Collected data
╭──
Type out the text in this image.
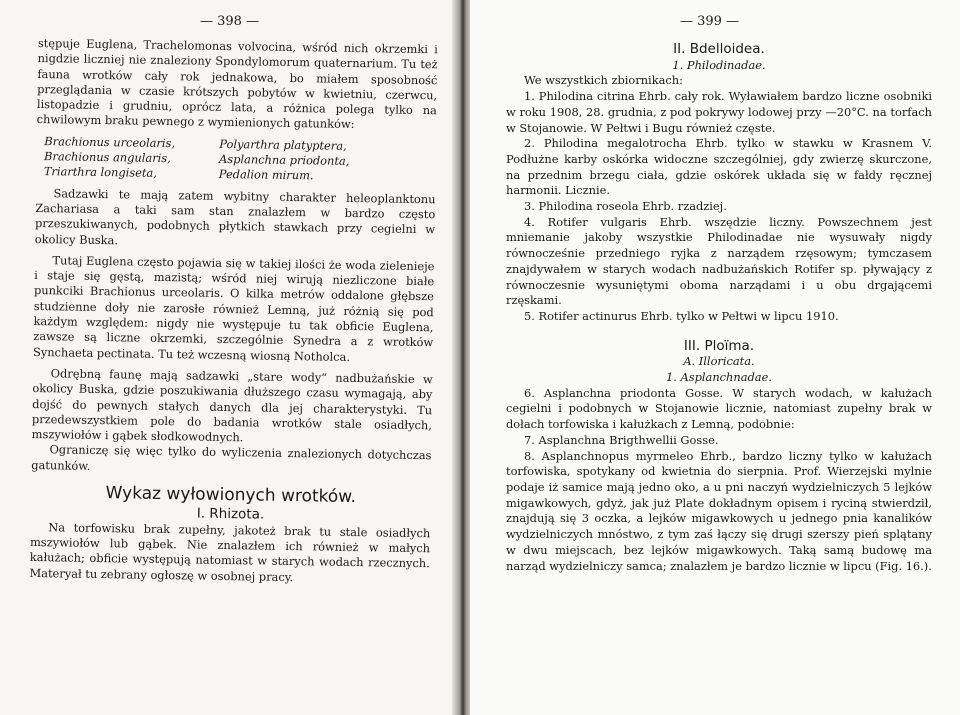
— 398 —

stępuje Euglena, Trachelomonas volvocina, wśród nich okrzemki i nigdzie liczniej nie znaleziony Spondylomorum quaternarium. Tu też fauna wrotków cały rok jednakowa, bo miałem sposobność przeglądania w czasie krótszych pobytów w kwietniu, czerwcu, listopadzie i grudniu, oprócz lata, a różnica polega tylko na chwilowym braku pewnego z wymienionych gatunków:

Brachionus urceolaris,	Polyarthra platyptera,
Brachionus angularis,	Asplanchna priodonta,
Triarthra longiseta,	Pedalion mirum.

Sadzawki te mają zatem wybitny charakter heleoplanktonu Zachariasa a taki sam stan znalazłem w bardzo często przeszukiwanych, podobnych płytkich stawkach przy cegielni w okolicy Buska.

Tutaj Euglena często pojawia się w takiej ilości że woda zielenieje i staje się gęstą, mazistą; wśród niej wirują niezliczone białe punkciki Brachionus urceolaris. O kilka metrów oddalone głębsze studzienne doły nie zarosłe również Lemną, już różnią się pod każdym względem: nigdy nie występuje tu tak obficie Euglena, zawsze są liczne okrzemki, szczególnie Synedra a z wrotków Synchaeta pectinata. Tu też wczesną wiosną Notholca.

Odrębną faunę mają sadzawki „stare wody“ nadbużańskie w okolicy Buska, gdzie poszukiwania dłuższego czasu wymagają, aby dojść do pewnych stałych danych dla jej charakterystyki. Tu przedewszystkiem pole do badania wrotków stale osiadłych, mszywiołów i gąbek słodkowodnych.

Ograniczę się więc tylko do wyliczenia znalezionych dotychczas gatunków.

Wykaz wyłowionych wrotków.
I. Rhizota.

Na torfowisku brak zupełny, jakoteż brak tu stale osiadłych mszywiołów lub gąbek. Nie znalazłem ich również w małych kałużach; obficie występują natomiast w starych wodach rzecznych. Materyał tu zebrany ogłoszę w osobnej pracy.

— 399 —
II. Bdelloidea.

1. Philodinadae.

We wszystkich zbiornikach:

1. Philodina citrina Ehrb. cały rok. Wyławiałem bardzo liczne osobniki w roku 1908, 28. grudnia, z pod pokrywy lodowej przy —20°C. na torfach w Stojanowie. W Pełtwi i Bugu również częste.

2. Philodina megalotrocha Ehrb. tylko w stawku w Krasnem V. Podłużne karby oskórka widoczne szczególniej, gdy zwierzę skurczone, na przednim brzegu ciała, gdzie oskórek układa się w fałdy ręcznej harmonii. Licznie.

3. Philodina roseola Ehrb. rzadziej.

4. Rotifer vulgaris Ehrb. wszędzie liczny. Powszechnem jest mniemanie jakoby wszystkie Philodinadae nie wysuwały nigdy równocześnie przedniego ryjka z narządem rzęsowym; tymczasem znajdywałem w starych wodach nadbużańskich Rotifer sp. pływający z równoczesnie wysuniętymi oboma narządami i u obu drgającemi rzęskami.

5. Rotifer actinurus Ehrb. tylko w Pełtwi w lipcu 1910.

III. Ploïma.

A. Illoricata.

1. Asplanchnadae.

6. Asplanchna priodonta Gosse. W starych wodach, w kałużach cegielni i podobnych w Stojanowie licznie, natomiast zupełny brak w dołach torfowiska i kałużkach z Lemną, podobnie:

7. Asplanchna Brigthwellii Gosse.

8. Asplanchnopus myrmeleo Ehrb., bardzo liczny tylko w kałużach torfowiska, spotykany od kwietnia do sierpnia. Prof. Wierzejski mylnie podaje iż samice mają jedno oko, a u pni naczyń wydzielniczych 5 lejków migawkowych, gdyż, jak już Plate dokładnym opisem i ryciną stwierdził, znajdują się 3 oczka, a lejków migawkowych u jednego pnia kanalików wydzielniczych mnóstwo, z tym zaś łączy się drugi szerszy pień splątany w dwu miejscach, bez lejków migawkowych. Taką samą budowę ma narząd wydzielniczy samca; znalazłem je bardzo licznie w lipcu (Fig. 16.).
╰──
WHAT IS ASKED
Quote all the lines above exactly as given. Do not include the pictures.

SOLUTION FOR THIS TASK
Type out the text in this image.
— 398 —

stępuje Euglena, Trachelomonas volvocina, wśród nich okrzemki i nigdzie liczniej nie znaleziony Spondylomorum quaternarium. Tu też fauna wrotków cały rok jednakowa, bo miałem sposobność przeglądania w czasie krótszych pobytów w kwietniu, czerwcu, listopadzie i grudniu, oprócz lata, a różnica polega tylko na chwilowym braku pewnego z wymienionych gatunków:

Brachionus urceolaris,	Polyarthra platyptera,
Brachionus angularis,	Asplanchna priodonta,
Triarthra longiseta,	Pedalion mirum.

Sadzawki te mają zatem wybitny charakter heleoplanktonu Zachariasa a taki sam stan znalazłem w bardzo często przeszukiwanych, podobnych płytkich stawkach przy cegielni w okolicy Buska.

Tutaj Euglena często pojawia się w takiej ilości że woda zielenieje i staje się gęstą, mazistą; wśród niej wirują niezliczone białe punkciki Brachionus urceolaris. O kilka metrów oddalone głębsze studzienne doły nie zarosłe również Lemną, już różnią się pod każdym względem: nigdy nie występuje tu tak obficie Euglena, zawsze są liczne okrzemki, szczególnie Synedra a z wrotków Synchaeta pectinata. Tu też wczesną wiosną Notholca.

Odrębną faunę mają sadzawki „stare wody“ nadbużańskie w okolicy Buska, gdzie poszukiwania dłuższego czasu wymagają, aby dojść do pewnych stałych danych dla jej charakterystyki. Tu przedewszystkiem pole do badania wrotków stale osiadłych, mszywiołów i gąbek słodkowodnych.

Ograniczę się więc tylko do wyliczenia znalezionych dotychczas gatunków.

Wykaz wyłowionych wrotków.
I. Rhizota.

Na torfowisku brak zupełny, jakoteż brak tu stale osiadłych mszywiołów lub gąbek. Nie znalazłem ich również w małych kałużach; obficie występują natomiast w starych wodach rzecznych. Materyał tu zebrany ogłoszę w osobnej pracy.

— 399 —
II. Bdelloidea.

1. Philodinadae.

We wszystkich zbiornikach:

1. Philodina citrina Ehrb. cały rok. Wyławiałem bardzo liczne osobniki w roku 1908, 28. grudnia, z pod pokrywy lodowej przy —20°C. na torfach w Stojanowie. W Pełtwi i Bugu również częste.

2. Philodina megalotrocha Ehrb. tylko w stawku w Krasnem V. Podłużne karby oskórka widoczne szczególniej, gdy zwierzę skurczone, na przednim brzegu ciała, gdzie oskórek układa się w fałdy ręcznej harmonii. Licznie.

3. Philodina roseola Ehrb. rzadziej.

4. Rotifer vulgaris Ehrb. wszędzie liczny. Powszechnem jest mniemanie jakoby wszystkie Philodinadae nie wysuwały nigdy równocześnie przedniego ryjka z narządem rzęsowym; tymczasem znajdywałem w starych wodach nadbużańskich Rotifer sp. pływający z równoczesnie wysuniętymi oboma narządami i u obu drgającemi rzęskami.

5. Rotifer actinurus Ehrb. tylko w Pełtwi w lipcu 1910.

III. Ploïma.

A. Illoricata.

1. Asplanchnadae.

6. Asplanchna priodonta Gosse. W starych wodach, w kałużach cegielni i podobnych w Stojanowie licznie, natomiast zupełny brak w dołach torfowiska i kałużkach z Lemną, podobnie:

7. Asplanchna Brigthwellii Gosse.

8. Asplanchnopus myrmeleo Ehrb., bardzo liczny tylko w kałużach torfowiska, spotykany od kwietnia do sierpnia. Prof. Wierzejski mylnie podaje iż samice mają jedno oko, a u pni naczyń wydzielniczych 5 lejków migawkowych, gdyż, jak już Plate dokładnym opisem i ryciną stwierdził, znajdują się 3 oczka, a lejków migawkowych u jednego pnia kanalików wydzielniczych mnóstwo, z tym zaś łączy się drugi szerszy pień splątany w dwu miejscach, bez lejków migawkowych. Taką samą budowę ma narząd wydzielniczy samca; znalazłem je bardzo licznie w lipcu (Fig. 16.).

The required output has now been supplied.